▶ **Data shown**

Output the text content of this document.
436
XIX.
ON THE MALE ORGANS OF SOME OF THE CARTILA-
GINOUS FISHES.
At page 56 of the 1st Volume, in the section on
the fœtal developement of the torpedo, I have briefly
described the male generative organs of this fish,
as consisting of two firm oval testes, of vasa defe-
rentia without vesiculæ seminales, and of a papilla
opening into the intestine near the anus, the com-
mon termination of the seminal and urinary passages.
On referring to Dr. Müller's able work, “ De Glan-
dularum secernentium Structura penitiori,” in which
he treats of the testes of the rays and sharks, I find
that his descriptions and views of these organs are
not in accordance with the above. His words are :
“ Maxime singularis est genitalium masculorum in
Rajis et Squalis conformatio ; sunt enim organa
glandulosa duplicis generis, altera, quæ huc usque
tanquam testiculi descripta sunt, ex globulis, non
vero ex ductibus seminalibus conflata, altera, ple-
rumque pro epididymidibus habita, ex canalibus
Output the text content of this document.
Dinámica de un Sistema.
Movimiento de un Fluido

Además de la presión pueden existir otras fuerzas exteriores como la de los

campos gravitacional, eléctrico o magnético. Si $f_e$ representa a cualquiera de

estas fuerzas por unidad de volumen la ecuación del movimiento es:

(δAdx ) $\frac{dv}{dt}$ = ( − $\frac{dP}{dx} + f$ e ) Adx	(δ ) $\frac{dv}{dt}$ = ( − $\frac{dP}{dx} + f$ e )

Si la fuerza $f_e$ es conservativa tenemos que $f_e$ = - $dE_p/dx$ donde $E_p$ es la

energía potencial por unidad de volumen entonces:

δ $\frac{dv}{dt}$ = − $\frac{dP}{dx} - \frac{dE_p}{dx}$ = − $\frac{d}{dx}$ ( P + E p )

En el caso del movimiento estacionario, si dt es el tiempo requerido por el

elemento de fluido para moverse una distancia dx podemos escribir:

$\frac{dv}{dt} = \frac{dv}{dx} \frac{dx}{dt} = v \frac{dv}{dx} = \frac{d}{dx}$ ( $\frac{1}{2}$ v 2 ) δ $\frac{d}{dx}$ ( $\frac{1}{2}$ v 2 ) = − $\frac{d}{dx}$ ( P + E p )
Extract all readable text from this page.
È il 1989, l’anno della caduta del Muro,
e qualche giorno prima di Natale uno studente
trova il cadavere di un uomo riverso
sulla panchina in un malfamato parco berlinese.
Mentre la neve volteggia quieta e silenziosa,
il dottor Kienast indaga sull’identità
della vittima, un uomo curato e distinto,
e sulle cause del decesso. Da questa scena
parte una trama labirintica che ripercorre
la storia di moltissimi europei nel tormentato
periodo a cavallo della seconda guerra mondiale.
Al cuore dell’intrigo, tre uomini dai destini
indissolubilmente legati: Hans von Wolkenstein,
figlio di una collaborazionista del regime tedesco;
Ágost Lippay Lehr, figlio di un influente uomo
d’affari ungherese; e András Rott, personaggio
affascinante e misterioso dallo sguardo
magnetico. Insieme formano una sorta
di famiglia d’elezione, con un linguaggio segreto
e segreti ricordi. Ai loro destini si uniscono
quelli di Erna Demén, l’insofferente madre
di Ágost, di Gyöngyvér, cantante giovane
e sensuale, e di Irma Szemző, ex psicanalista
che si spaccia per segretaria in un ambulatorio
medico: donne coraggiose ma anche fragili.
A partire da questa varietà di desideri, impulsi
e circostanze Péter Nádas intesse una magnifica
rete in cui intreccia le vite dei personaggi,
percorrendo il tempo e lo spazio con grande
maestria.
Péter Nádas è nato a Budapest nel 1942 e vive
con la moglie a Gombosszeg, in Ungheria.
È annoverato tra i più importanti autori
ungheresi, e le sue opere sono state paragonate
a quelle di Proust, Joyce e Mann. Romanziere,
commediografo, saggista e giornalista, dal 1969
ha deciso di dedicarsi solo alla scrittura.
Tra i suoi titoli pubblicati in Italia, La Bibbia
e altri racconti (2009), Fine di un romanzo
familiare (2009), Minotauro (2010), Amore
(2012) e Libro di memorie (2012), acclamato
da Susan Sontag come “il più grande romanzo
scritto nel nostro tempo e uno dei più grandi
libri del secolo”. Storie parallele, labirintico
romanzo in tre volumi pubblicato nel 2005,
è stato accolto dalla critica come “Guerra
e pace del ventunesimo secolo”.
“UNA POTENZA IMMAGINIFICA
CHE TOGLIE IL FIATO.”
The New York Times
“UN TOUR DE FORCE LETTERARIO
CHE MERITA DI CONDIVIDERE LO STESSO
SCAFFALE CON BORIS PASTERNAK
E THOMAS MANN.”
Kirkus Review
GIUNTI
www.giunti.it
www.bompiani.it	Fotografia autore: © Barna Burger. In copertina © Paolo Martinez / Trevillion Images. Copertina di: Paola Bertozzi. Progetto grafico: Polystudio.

▶ **Problem**
Make an exact copy of every entry.

▶ **Solution to this task**
Output the text content of this document.
436
XIX.
ON THE MALE ORGANS OF SOME OF THE CARTILA-
GINOUS FISHES.
At page 56 of the 1st Volume, in the section on
the fœtal developement of the torpedo, I have briefly
described the male generative organs of this fish,
as consisting of two firm oval testes, of vasa defe-
rentia without vesiculæ seminales, and of a papilla
opening into the intestine near the anus, the com-
mon termination of the seminal and urinary passages.
On referring to Dr. Müller's able work, “ De Glan-
dularum secernentium Structura penitiori,” in which
he treats of the testes of the rays and sharks, I find
that his descriptions and views of these organs are
not in accordance with the above. His words are :
“ Maxime singularis est genitalium masculorum in
Rajis et Squalis conformatio ; sunt enim organa
glandulosa duplicis generis, altera, quæ huc usque
tanquam testiculi descripta sunt, ex globulis, non
vero ex ductibus seminalibus conflata, altera, ple-
rumque pro epididymidibus habita, ex canalibus
Output the text content of this document.
Dinámica de un Sistema.
Movimiento de un Fluido

Además de la presión pueden existir otras fuerzas exteriores como la de los

campos gravitacional, eléctrico o magnético. Si $f_e$ representa a cualquiera de

estas fuerzas por unidad de volumen la ecuación del movimiento es:

(δAdx ) $\frac{dv}{dt}$ = ( − $\frac{dP}{dx} + f$ e ) Adx	(δ ) $\frac{dv}{dt}$ = ( − $\frac{dP}{dx} + f$ e )

Si la fuerza $f_e$ es conservativa tenemos que $f_e$ = - $dE_p/dx$ donde $E_p$ es la

energía potencial por unidad de volumen entonces:

δ $\frac{dv}{dt}$ = − $\frac{dP}{dx} - \frac{dE_p}{dx}$ = − $\frac{d}{dx}$ ( P + E p )

En el caso del movimiento estacionario, si dt es el tiempo requerido por el

elemento de fluido para moverse una distancia dx podemos escribir:

$\frac{dv}{dt} = \frac{dv}{dx} \frac{dx}{dt} = v \frac{dv}{dx} = \frac{d}{dx}$ ( $\frac{1}{2}$ v 2 ) δ $\frac{d}{dx}$ ( $\frac{1}{2}$ v 2 ) = − $\frac{d}{dx}$ ( P + E p )
Extract all readable text from this page.
È il 1989, l’anno della caduta del Muro,
e qualche giorno prima di Natale uno studente
trova il cadavere di un uomo riverso
sulla panchina in un malfamato parco berlinese.
Mentre la neve volteggia quieta e silenziosa,
il dottor Kienast indaga sull’identità
della vittima, un uomo curato e distinto,
e sulle cause del decesso. Da questa scena
parte una trama labirintica che ripercorre
la storia di moltissimi europei nel tormentato
periodo a cavallo della seconda guerra mondiale.
Al cuore dell’intrigo, tre uomini dai destini
indissolubilmente legati: Hans von Wolkenstein,
figlio di una collaborazionista del regime tedesco;
Ágost Lippay Lehr, figlio di un influente uomo
d’affari ungherese; e András Rott, personaggio
affascinante e misterioso dallo sguardo
magnetico. Insieme formano una sorta
di famiglia d’elezione, con un linguaggio segreto
e segreti ricordi. Ai loro destini si uniscono
quelli di Erna Demén, l’insofferente madre
di Ágost, di Gyöngyvér, cantante giovane
e sensuale, e di Irma Szemző, ex psicanalista
che si spaccia per segretaria in un ambulatorio
medico: donne coraggiose ma anche fragili.
A partire da questa varietà di desideri, impulsi
e circostanze Péter Nádas intesse una magnifica
rete in cui intreccia le vite dei personaggi,
percorrendo il tempo e lo spazio con grande
maestria.
Péter Nádas è nato a Budapest nel 1942 e vive
con la moglie a Gombosszeg, in Ungheria.
È annoverato tra i più importanti autori
ungheresi, e le sue opere sono state paragonate
a quelle di Proust, Joyce e Mann. Romanziere,
commediografo, saggista e giornalista, dal 1969
ha deciso di dedicarsi solo alla scrittura.
Tra i suoi titoli pubblicati in Italia, La Bibbia
e altri racconti (2009), Fine di un romanzo
familiare (2009), Minotauro (2010), Amore
(2012) e Libro di memorie (2012), acclamato
da Susan Sontag come “il più grande romanzo
scritto nel nostro tempo e uno dei più grandi
libri del secolo”. Storie parallele, labirintico
romanzo in tre volumi pubblicato nel 2005,
è stato accolto dalla critica come “Guerra
e pace del ventunesimo secolo”.
“UNA POTENZA IMMAGINIFICA
CHE TOGLIE IL FIATO.”
The New York Times
“UN TOUR DE FORCE LETTERARIO
CHE MERITA DI CONDIVIDERE LO STESSO
SCAFFALE CON BORIS PASTERNAK
E THOMAS MANN.”
Kirkus Review
GIUNTI
www.giunti.it
www.bompiani.it	Fotografia autore: © Barna Burger. In copertina © Paolo Martinez / Trevillion Images. Copertina di: Paola Bertozzi. Progetto grafico: Polystudio.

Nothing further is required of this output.